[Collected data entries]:

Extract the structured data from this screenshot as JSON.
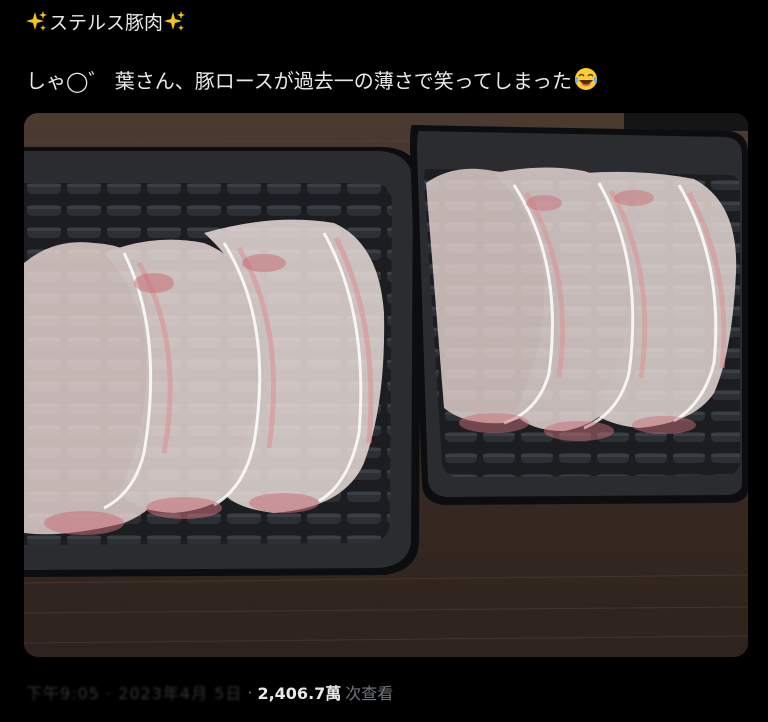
{
  "tweet": {
    "author_name": "ステルス豚肉",
    "author_decoration_icon": "sparkles-icon",
    "text": "しゃ◯゛ 葉さん、豚ロースが過去一の薄さで笑ってしまった",
    "text_emoji_icon": "face-with-tears-of-joy-icon",
    "media": {
      "icon": "photo-two-trays-of-thin-pork-slices"
    },
    "timestamp": "下午9:05 · 2023年4月 5日",
    "views_count": "2,406.7萬",
    "views_label": "次查看"
  },
  "colors": {
    "background": "#000000",
    "text_primary": "#e7e9ea",
    "text_secondary": "#71767b",
    "sparkle": "#f5c518"
  }
}
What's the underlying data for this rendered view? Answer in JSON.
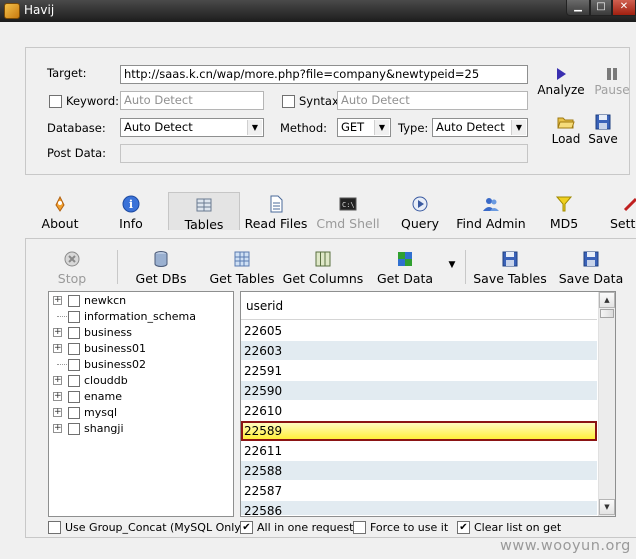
{
  "window": {
    "title": "Havij"
  },
  "target_form": {
    "target_label": "Target:",
    "target_value": "http://saas.k.cn/wap/more.php?file=company&newtypeid=25",
    "keyword_label": "Keyword:",
    "keyword_placeholder": "Auto Detect",
    "syntax_label": "Syntax:",
    "syntax_placeholder": "Auto Detect",
    "database_label": "Database:",
    "database_value": "Auto Detect",
    "method_label": "Method:",
    "method_value": "GET",
    "type_label": "Type:",
    "type_value": "Auto Detect",
    "postdata_label": "Post Data:"
  },
  "side_buttons": {
    "analyze": "Analyze",
    "pause": "Pause",
    "load": "Load",
    "save": "Save"
  },
  "toolbar": {
    "items": [
      "About",
      "Info",
      "Tables",
      "Read Files",
      "Cmd Shell",
      "Query",
      "Find Admin",
      "MD5",
      "Setti"
    ],
    "active": "Tables"
  },
  "panel_toolbar": {
    "stop": "Stop",
    "get_dbs": "Get DBs",
    "get_tables": "Get Tables",
    "get_columns": "Get Columns",
    "get_data": "Get Data",
    "save_tables": "Save Tables",
    "save_data": "Save Data"
  },
  "db_tree": [
    {
      "name": "newkcn",
      "expandable": true
    },
    {
      "name": "information_schema",
      "expandable": false
    },
    {
      "name": "business",
      "expandable": true
    },
    {
      "name": "business01",
      "expandable": true
    },
    {
      "name": "business02",
      "expandable": false
    },
    {
      "name": "clouddb",
      "expandable": true
    },
    {
      "name": "ename",
      "expandable": true
    },
    {
      "name": "mysql",
      "expandable": true
    },
    {
      "name": "shangji",
      "expandable": true
    }
  ],
  "grid": {
    "column": "userid",
    "rows": [
      "22605",
      "22603",
      "22591",
      "22590",
      "22610",
      "22589",
      "22611",
      "22588",
      "22587",
      "22586"
    ],
    "selected_row": "22589"
  },
  "options": {
    "group_concat": "Use Group_Concat (MySQL Only)",
    "group_concat_checked": false,
    "all_in_one": "All in one request.",
    "all_in_one_checked": true,
    "force": "Force to use it",
    "force_checked": false,
    "clear_list": "Clear list on get",
    "clear_list_checked": true
  },
  "watermark": "www.wooyun.org",
  "colors": {
    "selected_row": "#fff34a",
    "selected_border": "#8b1414",
    "alt_row": "#e2ebf1",
    "titlebar": "#2a2a2a"
  },
  "icons": {
    "analyze": "play-triangle-icon",
    "pause": "pause-icon",
    "load": "folder-open-icon",
    "save": "floppy-disk-icon"
  }
}
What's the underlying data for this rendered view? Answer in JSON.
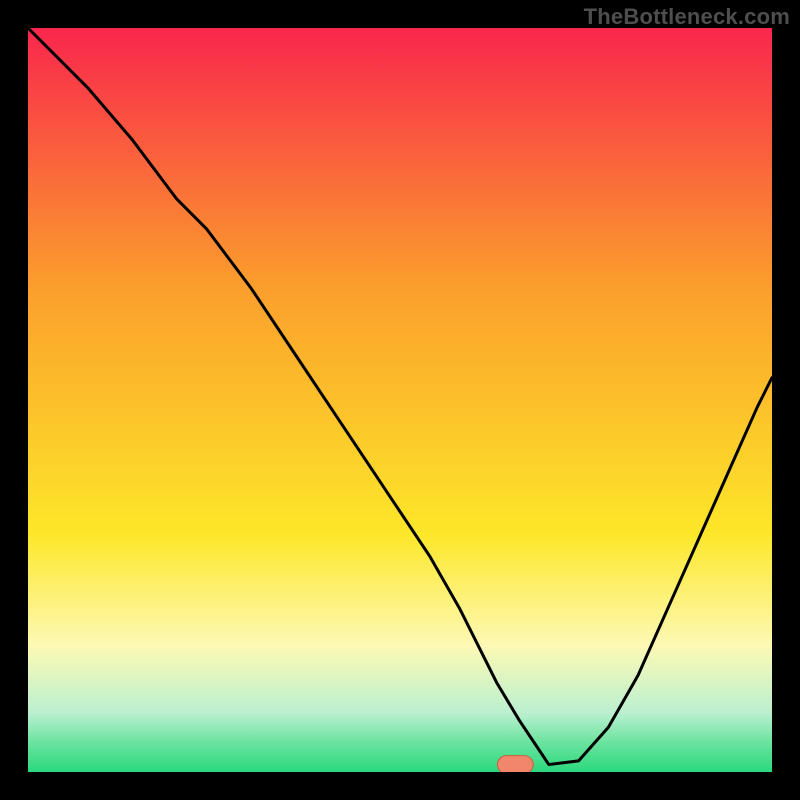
{
  "watermark": "TheBottleneck.com",
  "colors": {
    "top": "#f9264c",
    "upper_mid": "#fb9f2c",
    "mid": "#fde729",
    "pale": "#fdf9b4",
    "green": "#2bd97e",
    "green_mid": "#6be39f",
    "green_pale": "#bcf0d1",
    "curve": "#000000",
    "marker_fill": "#f1866a",
    "marker_stroke": "#d35a42",
    "bg": "#000000"
  },
  "chart_data": {
    "type": "line",
    "title": "",
    "xlabel": "",
    "ylabel": "",
    "xlim": [
      0,
      100
    ],
    "ylim": [
      0,
      100
    ],
    "series": [
      {
        "name": "bottleneck-curve",
        "x": [
          0,
          3,
          8,
          14,
          20,
          24,
          30,
          36,
          42,
          48,
          54,
          58,
          61,
          63,
          66,
          68,
          70,
          74,
          78,
          82,
          86,
          90,
          94,
          98,
          100
        ],
        "y": [
          100,
          97,
          92,
          85,
          77,
          73,
          65,
          56,
          47,
          38,
          29,
          22,
          16,
          12,
          7,
          4,
          1,
          1.5,
          6,
          13,
          22,
          31,
          40,
          49,
          53
        ]
      }
    ],
    "marker": {
      "x": 65.5,
      "y": 1.0,
      "rx": 2.4,
      "ry": 1.2
    },
    "gradient_stops": [
      {
        "offset": 0.0,
        "color_key": "top"
      },
      {
        "offset": 0.35,
        "color_key": "upper_mid"
      },
      {
        "offset": 0.68,
        "color_key": "mid"
      },
      {
        "offset": 0.83,
        "color_key": "pale"
      },
      {
        "offset": 0.92,
        "color_key": "green_pale"
      },
      {
        "offset": 0.96,
        "color_key": "green_mid"
      },
      {
        "offset": 1.0,
        "color_key": "green"
      }
    ]
  }
}
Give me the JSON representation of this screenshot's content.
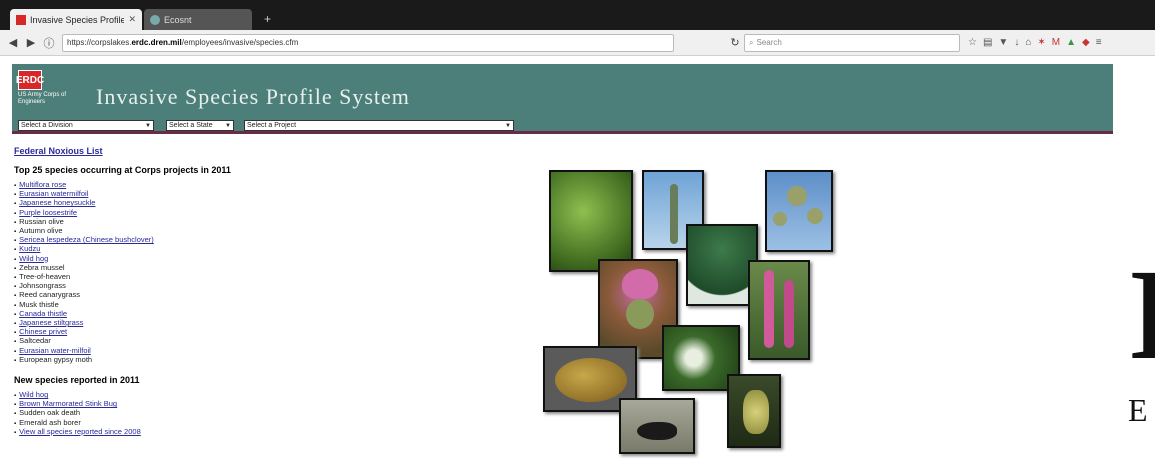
{
  "browser": {
    "tabs": [
      {
        "title": "Invasive Species Profile Syst...",
        "active": true
      },
      {
        "title": "Ecosnt",
        "active": false
      }
    ],
    "url_prefix": "https://corpslakes.",
    "url_domain": "erdc.dren.mil",
    "url_path": "/employees/invasive/species.cfm",
    "search_placeholder": "Search"
  },
  "header": {
    "logo_mark": "ERDC",
    "logo_text": "US Army Corps of Engineers",
    "title": "Invasive Species Profile System",
    "selects": [
      "Select a Division",
      "Select a State",
      "Select a Project"
    ]
  },
  "left": {
    "federal_link": "Federal Noxious List",
    "top_heading": "Top 25 species occurring at Corps projects in 2011",
    "top_species": [
      {
        "name": "Multiflora rose",
        "link": true
      },
      {
        "name": "Eurasian watermilfoil",
        "link": true
      },
      {
        "name": "Japanese honeysuckle",
        "link": true
      },
      {
        "name": "Purple loosestrife",
        "link": true
      },
      {
        "name": "Russian olive",
        "link": false
      },
      {
        "name": "Autumn olive",
        "link": false
      },
      {
        "name": "Sericea lespedeza (Chinese bushclover)",
        "link": true
      },
      {
        "name": "Kudzu",
        "link": true
      },
      {
        "name": "Wild hog",
        "link": true
      },
      {
        "name": "Zebra mussel",
        "link": false
      },
      {
        "name": "Tree-of-heaven",
        "link": false
      },
      {
        "name": "Johnsongrass",
        "link": false
      },
      {
        "name": "Reed canarygrass",
        "link": false
      },
      {
        "name": "Musk thistle",
        "link": false
      },
      {
        "name": "Canada thistle",
        "link": true
      },
      {
        "name": "Japanese stiltgrass",
        "link": true
      },
      {
        "name": "Chinese privet",
        "link": true
      },
      {
        "name": "Saltcedar",
        "link": false
      },
      {
        "name": "Eurasian water-milfoil",
        "link": true
      },
      {
        "name": "European gypsy moth",
        "link": false
      }
    ],
    "new_heading": "New species reported in 2011",
    "new_species": [
      {
        "name": "Wild hog",
        "link": true
      },
      {
        "name": "Brown Marmorated Stink Bug",
        "link": true
      },
      {
        "name": "Sudden oak death",
        "link": false
      },
      {
        "name": "Emerald ash borer",
        "link": false
      },
      {
        "name": "View all species reported since 2008",
        "link": true
      }
    ]
  },
  "right_partial": {
    "big_letter": "I",
    "sub_letter": "E"
  }
}
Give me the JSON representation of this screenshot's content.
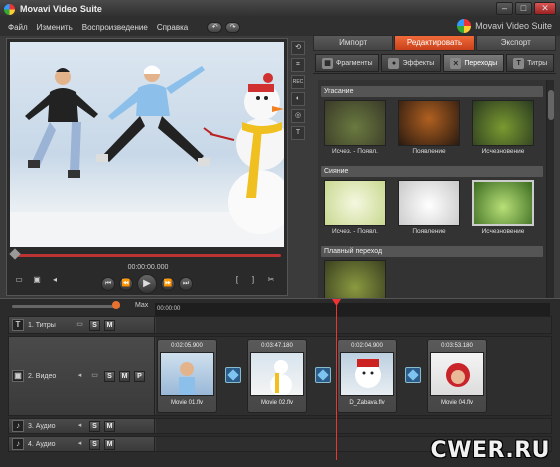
{
  "window": {
    "title": "Movavi Video Suite",
    "minimize": "–",
    "maximize": "□",
    "close": "✕"
  },
  "menu": {
    "items": [
      "Файл",
      "Изменить",
      "Воспроизведение",
      "Справка"
    ],
    "undo": "↶",
    "redo": "↷",
    "brand": "Movavi Video Suite"
  },
  "player": {
    "timecode": "00:00:00.000",
    "side_tools": [
      "⟲",
      "⌗",
      "REC",
      "◐",
      "◎",
      "T"
    ]
  },
  "tabs": {
    "main": [
      {
        "label": "Импорт",
        "active": false
      },
      {
        "label": "Редактировать",
        "active": true
      },
      {
        "label": "Экспорт",
        "active": false
      }
    ],
    "sub": [
      {
        "label": "Фрагменты",
        "icon": "clips-icon",
        "glyph": "▦",
        "active": false
      },
      {
        "label": "Эффекты",
        "icon": "effects-icon",
        "glyph": "●",
        "active": false
      },
      {
        "label": "Переходы",
        "icon": "transitions-icon",
        "glyph": "⨯",
        "active": true
      },
      {
        "label": "Титры",
        "icon": "titles-icon",
        "glyph": "T",
        "active": false
      }
    ]
  },
  "effects": {
    "groups": [
      {
        "title": "Угасание",
        "items": [
          "Исчез. - Появл.",
          "Появление",
          "Исчезновение"
        ]
      },
      {
        "title": "Сияние",
        "items": [
          "Исчез. - Появл.",
          "Появление",
          "Исчезновение"
        ]
      },
      {
        "title": "Плавный переход",
        "items": [
          ""
        ]
      }
    ],
    "selected": "Сияние / Исчезновение"
  },
  "timeline": {
    "zoom_label": "Max",
    "ruler_start": "00:00:00",
    "tracks": [
      {
        "name": "1. Титры",
        "icon": "T"
      },
      {
        "name": "2. Видео",
        "icon": "▣"
      },
      {
        "name": "3. Аудио",
        "icon": "♪"
      },
      {
        "name": "4. Аудио",
        "icon": "♪"
      }
    ],
    "sm": [
      "S",
      "M",
      "P"
    ],
    "clips": [
      {
        "time": "0:02:05.900",
        "name": "Movie 01.flv"
      },
      {
        "time": "0:03:47.180",
        "name": "Movie 02.flv"
      },
      {
        "time": "0:02:04.900",
        "name": "D_Zabava.flv"
      },
      {
        "time": "0:03:53.180",
        "name": "Movie 04.flv"
      }
    ]
  },
  "watermark": "CWER.RU",
  "colors": {
    "accent": "#e8582a",
    "playhead": "#e33333",
    "transition": "#2c5d8a"
  }
}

[Short problem]:
List each line of the records that holds the string "Movavi".

[Problem solution]:
    "title": "Movavi Video Suite",
    "brand": "Movavi Video Suite"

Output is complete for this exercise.